=== GIVEN REQUEST A ===
Copy the passage of the pipe protector summary from "The composite structure" to "or borehole wall." word for word.

=== GIVEN TEXT ===
(begin)

SUMMARY OF THE INVENTION
A casing/drillpipe protector is disclosed that has a composite
structure made up of two separate parts. Both parts have cages to
secure skeleton functions. The inner part is nested within the
outer part such that the open ends of both cages form loops which
can be aligned for insertion of a pin to secure the protector to
the pipe. The cage of the inner part is smaller but stronger than
the cage of the outer part and provides the significant portion of
the hoop stress, and therefore radial force of the protector which
is used to retain it to the drillpipe. The outer cage is embedded
in a wearing component like rubber, elastomer, plastic, or metal.
The composite structure itself and the wearing component of the
outer part adds a shock-absorbing quality to the assembly,
insulating the inner cage from shock and vibration loadings to the
wear element resulting from contact with the casing or open
borehole. The rubber or other resilient material of the outer part
has a much lesser friction factor than the material of the inner
part which will give a high slip force on the drillpipe and secure
low friction between the O.D. of the pipe protector and the casing
or borehole wall.

(end)

=== DATASET EXTRACT ===
(begin)

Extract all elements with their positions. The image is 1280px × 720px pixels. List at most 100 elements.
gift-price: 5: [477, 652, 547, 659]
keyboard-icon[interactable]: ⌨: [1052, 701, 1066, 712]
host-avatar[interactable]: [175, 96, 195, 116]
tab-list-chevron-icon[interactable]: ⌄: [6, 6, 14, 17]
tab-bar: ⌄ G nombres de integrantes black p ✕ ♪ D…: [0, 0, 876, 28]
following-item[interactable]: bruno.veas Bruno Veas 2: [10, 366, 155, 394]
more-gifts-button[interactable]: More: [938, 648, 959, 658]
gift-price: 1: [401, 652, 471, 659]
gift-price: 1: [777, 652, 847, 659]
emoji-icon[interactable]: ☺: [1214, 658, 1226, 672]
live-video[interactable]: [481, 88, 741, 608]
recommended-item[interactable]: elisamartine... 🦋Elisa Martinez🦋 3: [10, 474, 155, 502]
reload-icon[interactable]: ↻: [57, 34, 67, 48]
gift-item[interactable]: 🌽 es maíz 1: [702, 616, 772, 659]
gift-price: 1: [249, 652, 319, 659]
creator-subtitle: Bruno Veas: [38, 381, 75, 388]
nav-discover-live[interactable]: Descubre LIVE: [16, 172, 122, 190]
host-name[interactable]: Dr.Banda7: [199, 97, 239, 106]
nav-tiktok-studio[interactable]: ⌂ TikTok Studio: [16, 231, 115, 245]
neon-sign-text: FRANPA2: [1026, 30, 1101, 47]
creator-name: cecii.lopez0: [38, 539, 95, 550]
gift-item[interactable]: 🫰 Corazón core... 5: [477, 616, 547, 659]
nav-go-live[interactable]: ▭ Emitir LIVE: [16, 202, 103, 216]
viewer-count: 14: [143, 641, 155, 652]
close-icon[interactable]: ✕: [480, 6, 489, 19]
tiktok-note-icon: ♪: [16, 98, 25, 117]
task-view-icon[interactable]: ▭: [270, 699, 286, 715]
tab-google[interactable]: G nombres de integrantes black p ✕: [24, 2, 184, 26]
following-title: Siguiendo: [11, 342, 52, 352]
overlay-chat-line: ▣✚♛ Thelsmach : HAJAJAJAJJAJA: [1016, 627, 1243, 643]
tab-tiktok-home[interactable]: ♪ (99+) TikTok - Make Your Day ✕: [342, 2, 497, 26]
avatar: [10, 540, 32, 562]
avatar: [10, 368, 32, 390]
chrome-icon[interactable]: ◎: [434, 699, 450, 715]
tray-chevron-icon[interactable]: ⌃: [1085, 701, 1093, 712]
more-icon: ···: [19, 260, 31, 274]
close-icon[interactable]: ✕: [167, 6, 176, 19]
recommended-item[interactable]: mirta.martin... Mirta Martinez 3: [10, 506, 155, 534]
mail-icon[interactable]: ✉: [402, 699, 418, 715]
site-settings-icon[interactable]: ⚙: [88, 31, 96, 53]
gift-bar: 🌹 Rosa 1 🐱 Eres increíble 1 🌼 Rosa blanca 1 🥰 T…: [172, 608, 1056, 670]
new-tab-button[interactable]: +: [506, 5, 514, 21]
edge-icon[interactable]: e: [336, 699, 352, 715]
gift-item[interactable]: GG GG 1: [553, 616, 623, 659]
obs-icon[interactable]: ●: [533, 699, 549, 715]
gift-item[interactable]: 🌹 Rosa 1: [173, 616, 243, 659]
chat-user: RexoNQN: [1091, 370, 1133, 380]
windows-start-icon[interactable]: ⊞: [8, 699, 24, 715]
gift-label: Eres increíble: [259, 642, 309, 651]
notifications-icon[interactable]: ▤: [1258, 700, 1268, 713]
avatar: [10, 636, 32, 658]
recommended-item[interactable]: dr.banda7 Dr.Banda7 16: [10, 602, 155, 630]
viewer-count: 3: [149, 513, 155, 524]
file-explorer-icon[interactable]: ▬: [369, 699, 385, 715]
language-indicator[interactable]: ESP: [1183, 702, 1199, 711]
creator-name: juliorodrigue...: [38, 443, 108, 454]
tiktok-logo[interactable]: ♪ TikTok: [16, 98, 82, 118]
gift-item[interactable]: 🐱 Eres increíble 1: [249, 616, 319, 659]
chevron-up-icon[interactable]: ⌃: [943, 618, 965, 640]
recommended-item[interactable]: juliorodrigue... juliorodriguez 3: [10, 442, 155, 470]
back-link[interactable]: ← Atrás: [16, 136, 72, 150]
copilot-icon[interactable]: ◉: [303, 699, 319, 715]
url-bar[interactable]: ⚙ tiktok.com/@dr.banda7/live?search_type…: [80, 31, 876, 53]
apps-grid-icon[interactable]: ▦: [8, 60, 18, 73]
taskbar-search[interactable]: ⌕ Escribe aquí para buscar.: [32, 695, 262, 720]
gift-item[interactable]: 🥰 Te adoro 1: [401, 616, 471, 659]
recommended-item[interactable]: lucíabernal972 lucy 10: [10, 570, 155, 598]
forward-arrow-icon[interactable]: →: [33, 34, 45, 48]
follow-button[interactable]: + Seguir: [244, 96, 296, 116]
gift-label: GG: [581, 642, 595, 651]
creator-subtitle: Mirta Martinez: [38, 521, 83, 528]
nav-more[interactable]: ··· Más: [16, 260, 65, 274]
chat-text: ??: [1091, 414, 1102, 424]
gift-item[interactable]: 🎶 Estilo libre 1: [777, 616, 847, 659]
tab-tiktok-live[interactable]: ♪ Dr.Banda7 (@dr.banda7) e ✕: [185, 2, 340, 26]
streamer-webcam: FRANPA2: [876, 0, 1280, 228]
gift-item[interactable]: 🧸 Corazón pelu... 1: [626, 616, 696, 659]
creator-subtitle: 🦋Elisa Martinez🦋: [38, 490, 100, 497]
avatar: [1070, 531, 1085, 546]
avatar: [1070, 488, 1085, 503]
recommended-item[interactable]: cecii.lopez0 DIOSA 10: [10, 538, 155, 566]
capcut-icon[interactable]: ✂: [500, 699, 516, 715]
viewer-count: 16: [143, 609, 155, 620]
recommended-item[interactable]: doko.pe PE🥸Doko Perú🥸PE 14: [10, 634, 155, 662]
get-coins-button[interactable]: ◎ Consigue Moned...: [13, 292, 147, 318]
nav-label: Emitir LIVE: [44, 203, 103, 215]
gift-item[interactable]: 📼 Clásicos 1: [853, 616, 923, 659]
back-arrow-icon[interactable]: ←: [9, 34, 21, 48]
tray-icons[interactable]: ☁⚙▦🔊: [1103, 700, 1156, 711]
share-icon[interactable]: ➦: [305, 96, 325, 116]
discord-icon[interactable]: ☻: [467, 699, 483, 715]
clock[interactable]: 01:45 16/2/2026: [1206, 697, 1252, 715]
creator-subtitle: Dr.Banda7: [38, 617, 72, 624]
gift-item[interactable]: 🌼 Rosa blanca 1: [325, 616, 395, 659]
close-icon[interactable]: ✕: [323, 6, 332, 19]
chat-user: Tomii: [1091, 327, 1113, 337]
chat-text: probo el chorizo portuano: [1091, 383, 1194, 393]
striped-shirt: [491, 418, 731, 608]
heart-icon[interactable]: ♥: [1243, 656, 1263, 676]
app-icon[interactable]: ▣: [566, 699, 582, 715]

(end)

=== GIVEN REQUEST B ===
Reproduce the records without any change, from their first line through the line with "nav-go-live[interactable]: ▭ Emitir", including both of those lines.

=== WRITTEN RESPONSE A ===
The composite structure itself and the wearing component of the
outer part adds a shock-absorbing quality to the assembly,
insulating the inner cage from shock and vibration loadings to the
wear element resulting from contact with the casing or open
borehole. The rubber or other resilient material of the outer part
has a much lesser friction factor than the material of the inner
part which will give a high slip force on the drillpipe and secure
low friction between the O.D. of the pipe protector and the casing
or borehole wall.

=== WRITTEN RESPONSE B ===
Extract all elements with their positions. The image is 1280px × 720px pixels. List at most 100 elements.
gift-price: 5: [477, 652, 547, 659]
keyboard-icon[interactable]: ⌨: [1052, 701, 1066, 712]
host-avatar[interactable]: [175, 96, 195, 116]
tab-list-chevron-icon[interactable]: ⌄: [6, 6, 14, 17]
tab-bar: ⌄ G nombres de integrantes black p ✕ ♪ D…: [0, 0, 876, 28]
following-item[interactable]: bruno.veas Bruno Veas 2: [10, 366, 155, 394]
more-gifts-button[interactable]: More: [938, 648, 959, 658]
gift-price: 1: [401, 652, 471, 659]
gift-price: 1: [777, 652, 847, 659]
emoji-icon[interactable]: ☺: [1214, 658, 1226, 672]
live-video[interactable]: [481, 88, 741, 608]
recommended-item[interactable]: elisamartine... 🦋Elisa Martinez🦋 3: [10, 474, 155, 502]
reload-icon[interactable]: ↻: [57, 34, 67, 48]
gift-item[interactable]: 🌽 es maíz 1: [702, 616, 772, 659]
gift-price: 1: [249, 652, 319, 659]
creator-subtitle: Bruno Veas: [38, 381, 75, 388]
nav-discover-live[interactable]: Descubre LIVE: [16, 172, 122, 190]
host-name[interactable]: Dr.Banda7: [199, 97, 239, 106]
nav-tiktok-studio[interactable]: ⌂ TikTok Studio: [16, 231, 115, 245]
neon-sign-text: FRANPA2: [1026, 30, 1101, 47]
creator-name: cecii.lopez0: [38, 539, 95, 550]
gift-item[interactable]: 🫰 Corazón core... 5: [477, 616, 547, 659]
nav-go-live[interactable]: ▭ Emitir LIVE: [16, 202, 103, 216]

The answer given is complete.